=== Exercise ===
Find every line with the word "type". Copy those lines.

:: Input for this task ::

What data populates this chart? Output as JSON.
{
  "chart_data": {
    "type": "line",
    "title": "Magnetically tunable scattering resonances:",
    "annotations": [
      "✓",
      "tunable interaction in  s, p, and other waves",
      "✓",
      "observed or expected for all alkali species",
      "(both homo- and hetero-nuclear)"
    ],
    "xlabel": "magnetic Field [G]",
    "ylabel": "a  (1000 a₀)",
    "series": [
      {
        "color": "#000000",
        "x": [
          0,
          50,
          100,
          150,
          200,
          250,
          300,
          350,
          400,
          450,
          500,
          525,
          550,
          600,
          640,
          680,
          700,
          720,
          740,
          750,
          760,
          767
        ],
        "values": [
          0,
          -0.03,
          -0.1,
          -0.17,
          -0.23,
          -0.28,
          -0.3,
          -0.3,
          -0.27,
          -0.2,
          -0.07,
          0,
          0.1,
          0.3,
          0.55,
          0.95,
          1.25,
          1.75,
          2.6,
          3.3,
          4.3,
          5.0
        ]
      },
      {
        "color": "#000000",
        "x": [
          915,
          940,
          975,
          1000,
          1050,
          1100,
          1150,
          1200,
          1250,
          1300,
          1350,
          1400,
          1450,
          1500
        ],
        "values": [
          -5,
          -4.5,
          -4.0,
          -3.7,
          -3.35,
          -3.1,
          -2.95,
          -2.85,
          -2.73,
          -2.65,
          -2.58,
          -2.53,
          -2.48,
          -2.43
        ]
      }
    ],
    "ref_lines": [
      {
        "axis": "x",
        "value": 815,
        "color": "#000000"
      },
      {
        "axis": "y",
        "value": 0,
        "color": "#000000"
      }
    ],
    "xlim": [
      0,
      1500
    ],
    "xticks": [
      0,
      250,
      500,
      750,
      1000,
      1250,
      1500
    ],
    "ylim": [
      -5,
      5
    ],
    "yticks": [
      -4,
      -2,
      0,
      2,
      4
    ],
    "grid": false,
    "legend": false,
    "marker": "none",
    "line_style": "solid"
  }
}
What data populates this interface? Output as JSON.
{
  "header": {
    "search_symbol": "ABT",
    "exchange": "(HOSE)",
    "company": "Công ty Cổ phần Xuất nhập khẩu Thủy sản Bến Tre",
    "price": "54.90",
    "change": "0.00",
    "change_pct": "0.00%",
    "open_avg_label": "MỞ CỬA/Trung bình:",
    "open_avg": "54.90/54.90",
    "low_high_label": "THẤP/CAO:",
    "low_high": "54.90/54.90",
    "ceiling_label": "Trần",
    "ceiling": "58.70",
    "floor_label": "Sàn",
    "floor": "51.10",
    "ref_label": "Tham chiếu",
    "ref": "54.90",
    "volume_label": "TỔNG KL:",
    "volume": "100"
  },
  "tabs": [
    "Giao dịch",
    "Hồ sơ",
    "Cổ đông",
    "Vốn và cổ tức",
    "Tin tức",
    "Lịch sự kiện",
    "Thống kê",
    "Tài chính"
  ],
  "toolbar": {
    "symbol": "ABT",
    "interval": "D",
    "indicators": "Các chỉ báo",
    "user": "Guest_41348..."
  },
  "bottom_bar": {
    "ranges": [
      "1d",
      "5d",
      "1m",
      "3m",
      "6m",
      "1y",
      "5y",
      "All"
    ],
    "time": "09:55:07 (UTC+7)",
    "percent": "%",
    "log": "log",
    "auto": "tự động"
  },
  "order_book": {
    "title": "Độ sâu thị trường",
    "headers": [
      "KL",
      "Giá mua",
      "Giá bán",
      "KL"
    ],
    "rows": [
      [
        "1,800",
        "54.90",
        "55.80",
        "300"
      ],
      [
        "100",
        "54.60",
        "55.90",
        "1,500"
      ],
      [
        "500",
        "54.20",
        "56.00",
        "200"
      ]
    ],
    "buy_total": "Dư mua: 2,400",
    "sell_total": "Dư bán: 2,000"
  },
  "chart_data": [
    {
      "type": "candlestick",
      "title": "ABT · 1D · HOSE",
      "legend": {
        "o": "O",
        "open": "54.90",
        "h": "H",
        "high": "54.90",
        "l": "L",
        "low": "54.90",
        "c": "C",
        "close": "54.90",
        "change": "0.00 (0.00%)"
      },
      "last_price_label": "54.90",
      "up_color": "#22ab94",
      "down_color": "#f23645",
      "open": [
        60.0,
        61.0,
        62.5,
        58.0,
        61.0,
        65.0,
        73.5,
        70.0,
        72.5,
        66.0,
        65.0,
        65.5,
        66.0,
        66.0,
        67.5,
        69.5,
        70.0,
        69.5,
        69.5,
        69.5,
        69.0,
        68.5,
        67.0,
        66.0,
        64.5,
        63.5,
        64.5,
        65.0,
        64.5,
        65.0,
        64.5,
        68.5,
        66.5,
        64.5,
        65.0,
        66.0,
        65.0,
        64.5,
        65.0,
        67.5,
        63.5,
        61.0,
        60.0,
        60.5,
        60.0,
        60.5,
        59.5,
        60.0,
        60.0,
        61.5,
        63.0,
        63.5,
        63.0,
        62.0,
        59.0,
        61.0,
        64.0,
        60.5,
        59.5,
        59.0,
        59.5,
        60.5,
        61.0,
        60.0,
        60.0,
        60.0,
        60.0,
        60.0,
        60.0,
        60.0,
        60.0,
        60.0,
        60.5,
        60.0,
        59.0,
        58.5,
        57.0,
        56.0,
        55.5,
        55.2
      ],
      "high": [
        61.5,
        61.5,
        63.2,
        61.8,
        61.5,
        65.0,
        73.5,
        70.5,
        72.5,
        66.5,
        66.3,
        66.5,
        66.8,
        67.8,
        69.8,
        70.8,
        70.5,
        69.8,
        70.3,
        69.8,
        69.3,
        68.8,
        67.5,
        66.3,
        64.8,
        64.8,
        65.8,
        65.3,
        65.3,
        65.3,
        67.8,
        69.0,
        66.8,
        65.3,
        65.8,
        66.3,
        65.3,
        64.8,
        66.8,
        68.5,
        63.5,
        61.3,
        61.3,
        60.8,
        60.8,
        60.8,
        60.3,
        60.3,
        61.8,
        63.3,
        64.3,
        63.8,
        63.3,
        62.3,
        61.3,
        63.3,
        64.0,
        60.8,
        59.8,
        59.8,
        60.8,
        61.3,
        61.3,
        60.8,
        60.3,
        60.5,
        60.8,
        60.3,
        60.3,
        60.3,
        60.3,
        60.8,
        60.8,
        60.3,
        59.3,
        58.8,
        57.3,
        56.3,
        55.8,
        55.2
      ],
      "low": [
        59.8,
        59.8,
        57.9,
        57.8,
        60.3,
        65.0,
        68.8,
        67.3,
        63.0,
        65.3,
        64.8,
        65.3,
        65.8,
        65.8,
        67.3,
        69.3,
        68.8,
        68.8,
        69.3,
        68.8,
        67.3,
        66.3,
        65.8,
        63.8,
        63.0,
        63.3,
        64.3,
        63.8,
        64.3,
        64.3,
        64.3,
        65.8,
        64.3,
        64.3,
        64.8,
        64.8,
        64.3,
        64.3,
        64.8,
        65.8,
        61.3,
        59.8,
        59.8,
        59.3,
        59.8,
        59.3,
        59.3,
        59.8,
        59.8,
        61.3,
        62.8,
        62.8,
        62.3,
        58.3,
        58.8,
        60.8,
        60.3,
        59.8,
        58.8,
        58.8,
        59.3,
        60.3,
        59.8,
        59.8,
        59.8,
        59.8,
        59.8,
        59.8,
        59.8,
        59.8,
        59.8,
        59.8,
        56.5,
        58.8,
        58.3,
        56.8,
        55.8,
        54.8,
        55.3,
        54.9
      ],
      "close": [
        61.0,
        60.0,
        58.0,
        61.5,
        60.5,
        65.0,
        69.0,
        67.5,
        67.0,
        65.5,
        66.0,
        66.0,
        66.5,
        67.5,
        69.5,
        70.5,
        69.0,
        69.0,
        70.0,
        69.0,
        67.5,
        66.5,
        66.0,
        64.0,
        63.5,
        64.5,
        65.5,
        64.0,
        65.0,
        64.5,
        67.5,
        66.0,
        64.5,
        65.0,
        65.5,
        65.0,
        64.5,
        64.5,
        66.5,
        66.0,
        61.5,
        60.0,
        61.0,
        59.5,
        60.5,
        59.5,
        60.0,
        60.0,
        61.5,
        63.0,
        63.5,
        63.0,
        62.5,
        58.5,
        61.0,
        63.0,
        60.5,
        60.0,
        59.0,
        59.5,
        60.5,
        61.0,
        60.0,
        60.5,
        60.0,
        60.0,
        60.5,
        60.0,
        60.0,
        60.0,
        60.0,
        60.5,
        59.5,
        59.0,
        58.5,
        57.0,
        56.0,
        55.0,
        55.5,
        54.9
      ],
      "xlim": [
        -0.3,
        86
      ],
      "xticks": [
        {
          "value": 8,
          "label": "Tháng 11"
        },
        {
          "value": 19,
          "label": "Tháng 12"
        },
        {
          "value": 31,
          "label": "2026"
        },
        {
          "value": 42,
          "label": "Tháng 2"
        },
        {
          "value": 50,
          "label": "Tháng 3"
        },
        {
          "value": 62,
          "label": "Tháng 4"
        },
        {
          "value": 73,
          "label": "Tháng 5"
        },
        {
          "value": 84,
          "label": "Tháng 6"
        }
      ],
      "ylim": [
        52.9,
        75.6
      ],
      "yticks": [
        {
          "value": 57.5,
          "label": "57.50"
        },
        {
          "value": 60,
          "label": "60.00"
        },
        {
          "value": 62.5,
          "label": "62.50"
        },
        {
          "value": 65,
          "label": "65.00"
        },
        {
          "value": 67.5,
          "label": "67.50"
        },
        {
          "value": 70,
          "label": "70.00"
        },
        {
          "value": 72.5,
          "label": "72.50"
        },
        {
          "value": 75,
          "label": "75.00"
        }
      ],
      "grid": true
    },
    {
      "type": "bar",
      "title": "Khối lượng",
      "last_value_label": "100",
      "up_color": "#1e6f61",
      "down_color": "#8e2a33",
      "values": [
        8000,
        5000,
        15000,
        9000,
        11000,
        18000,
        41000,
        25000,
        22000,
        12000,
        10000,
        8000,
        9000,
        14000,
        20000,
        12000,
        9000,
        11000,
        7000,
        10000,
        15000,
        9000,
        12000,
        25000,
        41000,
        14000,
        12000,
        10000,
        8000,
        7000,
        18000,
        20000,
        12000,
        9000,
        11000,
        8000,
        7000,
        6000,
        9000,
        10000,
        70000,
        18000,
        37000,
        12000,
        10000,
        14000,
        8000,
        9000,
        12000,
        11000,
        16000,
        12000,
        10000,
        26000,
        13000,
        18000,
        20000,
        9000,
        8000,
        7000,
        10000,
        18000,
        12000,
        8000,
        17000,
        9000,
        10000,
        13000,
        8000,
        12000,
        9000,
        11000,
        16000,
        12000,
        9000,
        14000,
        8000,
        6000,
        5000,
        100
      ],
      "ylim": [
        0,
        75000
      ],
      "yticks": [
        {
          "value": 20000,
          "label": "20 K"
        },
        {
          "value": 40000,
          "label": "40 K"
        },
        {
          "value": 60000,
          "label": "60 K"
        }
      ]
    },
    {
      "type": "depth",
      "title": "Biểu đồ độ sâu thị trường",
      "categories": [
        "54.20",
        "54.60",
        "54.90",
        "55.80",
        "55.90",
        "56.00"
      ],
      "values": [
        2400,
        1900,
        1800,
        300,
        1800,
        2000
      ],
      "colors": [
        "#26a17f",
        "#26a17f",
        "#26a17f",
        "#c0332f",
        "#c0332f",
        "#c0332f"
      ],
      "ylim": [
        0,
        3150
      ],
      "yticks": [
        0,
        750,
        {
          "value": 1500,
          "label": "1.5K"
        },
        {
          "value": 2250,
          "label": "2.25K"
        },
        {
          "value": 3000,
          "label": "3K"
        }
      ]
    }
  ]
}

:::

=== Task answer ===
    "type": "line",
      "type": "candlestick",
      "type": "bar",
      "type": "depth",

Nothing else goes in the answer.